▶ [Stored data]:
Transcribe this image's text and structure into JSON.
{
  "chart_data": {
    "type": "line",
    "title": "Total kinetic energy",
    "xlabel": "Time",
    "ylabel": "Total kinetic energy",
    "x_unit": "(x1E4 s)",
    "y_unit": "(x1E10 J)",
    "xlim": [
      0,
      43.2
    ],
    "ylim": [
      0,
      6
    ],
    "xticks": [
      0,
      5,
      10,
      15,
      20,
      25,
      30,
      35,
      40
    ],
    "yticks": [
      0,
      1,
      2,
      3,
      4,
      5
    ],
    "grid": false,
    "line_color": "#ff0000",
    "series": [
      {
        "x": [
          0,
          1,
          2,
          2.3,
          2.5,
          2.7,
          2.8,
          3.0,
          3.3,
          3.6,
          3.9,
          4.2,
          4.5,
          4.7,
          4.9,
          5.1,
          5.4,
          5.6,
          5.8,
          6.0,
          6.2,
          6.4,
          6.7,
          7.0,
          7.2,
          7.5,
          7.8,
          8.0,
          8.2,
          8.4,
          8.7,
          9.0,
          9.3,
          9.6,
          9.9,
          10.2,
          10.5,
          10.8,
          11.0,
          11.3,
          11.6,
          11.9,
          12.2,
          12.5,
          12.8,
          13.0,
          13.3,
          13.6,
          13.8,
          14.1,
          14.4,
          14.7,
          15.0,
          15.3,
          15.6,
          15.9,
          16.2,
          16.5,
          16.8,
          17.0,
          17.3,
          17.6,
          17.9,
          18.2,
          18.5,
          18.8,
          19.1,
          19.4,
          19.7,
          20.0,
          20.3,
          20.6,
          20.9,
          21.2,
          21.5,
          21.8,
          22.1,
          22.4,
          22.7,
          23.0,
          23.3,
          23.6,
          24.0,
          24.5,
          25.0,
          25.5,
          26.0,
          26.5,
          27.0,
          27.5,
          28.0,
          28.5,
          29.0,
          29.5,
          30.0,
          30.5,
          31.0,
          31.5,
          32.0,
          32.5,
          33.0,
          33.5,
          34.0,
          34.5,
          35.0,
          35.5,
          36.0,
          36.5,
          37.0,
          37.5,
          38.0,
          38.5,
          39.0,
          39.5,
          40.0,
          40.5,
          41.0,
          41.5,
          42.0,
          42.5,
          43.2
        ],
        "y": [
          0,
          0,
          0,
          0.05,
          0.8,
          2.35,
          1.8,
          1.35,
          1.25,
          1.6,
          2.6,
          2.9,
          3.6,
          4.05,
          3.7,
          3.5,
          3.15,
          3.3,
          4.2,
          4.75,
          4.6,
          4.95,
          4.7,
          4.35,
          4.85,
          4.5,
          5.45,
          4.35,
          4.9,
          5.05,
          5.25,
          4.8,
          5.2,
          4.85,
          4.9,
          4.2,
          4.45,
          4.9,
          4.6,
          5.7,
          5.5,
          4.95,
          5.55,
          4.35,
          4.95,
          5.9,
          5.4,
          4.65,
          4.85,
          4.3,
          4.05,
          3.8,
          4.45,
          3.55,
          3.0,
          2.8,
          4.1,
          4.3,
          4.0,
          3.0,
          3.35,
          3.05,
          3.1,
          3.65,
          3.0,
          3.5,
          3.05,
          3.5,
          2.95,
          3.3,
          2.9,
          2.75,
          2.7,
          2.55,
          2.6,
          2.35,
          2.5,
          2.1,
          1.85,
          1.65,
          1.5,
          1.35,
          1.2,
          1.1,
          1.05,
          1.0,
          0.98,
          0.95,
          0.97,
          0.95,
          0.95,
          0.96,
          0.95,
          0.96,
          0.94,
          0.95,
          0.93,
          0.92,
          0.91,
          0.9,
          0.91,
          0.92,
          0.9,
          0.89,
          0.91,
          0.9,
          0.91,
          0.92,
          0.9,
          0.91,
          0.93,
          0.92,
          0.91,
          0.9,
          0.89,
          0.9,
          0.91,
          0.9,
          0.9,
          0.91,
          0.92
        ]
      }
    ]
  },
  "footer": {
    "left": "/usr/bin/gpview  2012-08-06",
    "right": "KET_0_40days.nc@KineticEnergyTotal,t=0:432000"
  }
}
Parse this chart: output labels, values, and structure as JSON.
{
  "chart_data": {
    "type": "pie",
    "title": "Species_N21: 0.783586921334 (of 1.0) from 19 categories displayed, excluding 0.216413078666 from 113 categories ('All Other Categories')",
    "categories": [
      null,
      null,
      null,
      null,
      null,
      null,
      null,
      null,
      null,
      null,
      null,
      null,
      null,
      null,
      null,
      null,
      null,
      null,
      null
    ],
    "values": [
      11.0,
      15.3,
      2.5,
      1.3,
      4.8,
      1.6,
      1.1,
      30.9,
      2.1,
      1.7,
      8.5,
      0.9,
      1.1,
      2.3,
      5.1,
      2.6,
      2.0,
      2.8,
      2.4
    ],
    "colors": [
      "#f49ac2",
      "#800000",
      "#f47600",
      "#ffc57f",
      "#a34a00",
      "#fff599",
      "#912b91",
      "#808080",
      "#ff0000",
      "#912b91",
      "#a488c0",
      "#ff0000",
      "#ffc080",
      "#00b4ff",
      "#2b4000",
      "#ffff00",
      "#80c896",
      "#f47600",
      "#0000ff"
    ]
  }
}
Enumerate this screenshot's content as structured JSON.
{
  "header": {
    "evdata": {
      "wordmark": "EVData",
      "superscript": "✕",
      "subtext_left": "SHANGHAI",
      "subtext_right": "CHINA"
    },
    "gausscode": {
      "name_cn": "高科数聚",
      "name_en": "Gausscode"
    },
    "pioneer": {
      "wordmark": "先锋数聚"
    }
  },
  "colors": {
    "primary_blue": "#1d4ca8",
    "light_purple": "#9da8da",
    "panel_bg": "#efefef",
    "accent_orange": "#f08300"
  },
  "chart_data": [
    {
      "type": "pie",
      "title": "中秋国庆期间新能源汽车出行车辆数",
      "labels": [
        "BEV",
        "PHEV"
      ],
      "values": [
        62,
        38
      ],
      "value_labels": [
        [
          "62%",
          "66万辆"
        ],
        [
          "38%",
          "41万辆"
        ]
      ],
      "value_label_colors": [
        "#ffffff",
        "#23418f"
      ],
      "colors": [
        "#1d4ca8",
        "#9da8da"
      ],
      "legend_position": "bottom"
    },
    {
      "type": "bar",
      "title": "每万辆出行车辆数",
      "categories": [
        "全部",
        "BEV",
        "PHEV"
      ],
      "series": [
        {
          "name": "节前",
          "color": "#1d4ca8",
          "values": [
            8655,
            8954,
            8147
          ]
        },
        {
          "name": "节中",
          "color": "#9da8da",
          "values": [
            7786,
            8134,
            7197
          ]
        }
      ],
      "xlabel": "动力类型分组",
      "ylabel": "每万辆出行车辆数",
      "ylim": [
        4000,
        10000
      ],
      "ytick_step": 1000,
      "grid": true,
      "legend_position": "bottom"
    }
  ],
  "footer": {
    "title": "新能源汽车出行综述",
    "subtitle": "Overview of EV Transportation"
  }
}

▶ [Required task]: Count every line in the data that contains the word "this", then give that count and nothing else.

▶ [Right answer]: 3